### [Challenge]
Output each line exactly as it appears, skipping any embedded picture.

[Figure content listings]
>> BEGIN

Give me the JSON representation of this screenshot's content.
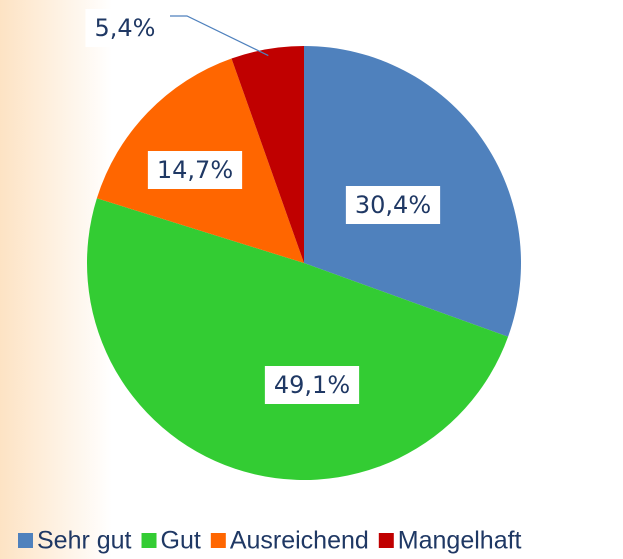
{
  "chart_data": {
    "type": "pie",
    "categories": [
      "Sehr gut",
      "Gut",
      "Ausreichend",
      "Mangelhaft"
    ],
    "values": [
      30.4,
      49.1,
      14.7,
      5.4
    ],
    "value_labels": [
      "30,4%",
      "49,1%",
      "14,7%",
      "5,4%"
    ],
    "colors": [
      "#4f81bd",
      "#33cc33",
      "#ff6600",
      "#c00000"
    ],
    "legend": "bottom"
  }
}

>> END

### [Output for this exercise]
Give me the JSON representation of this screenshot's content.
{
  "chart_data": {
    "type": "pie",
    "categories": [
      "Sehr gut",
      "Gut",
      "Ausreichend",
      "Mangelhaft"
    ],
    "values": [
      30.4,
      49.1,
      14.7,
      5.4
    ],
    "value_labels": [
      "30,4%",
      "49,1%",
      "14,7%",
      "5,4%"
    ],
    "colors": [
      "#4f81bd",
      "#33cc33",
      "#ff6600",
      "#c00000"
    ],
    "legend": "bottom"
  }
}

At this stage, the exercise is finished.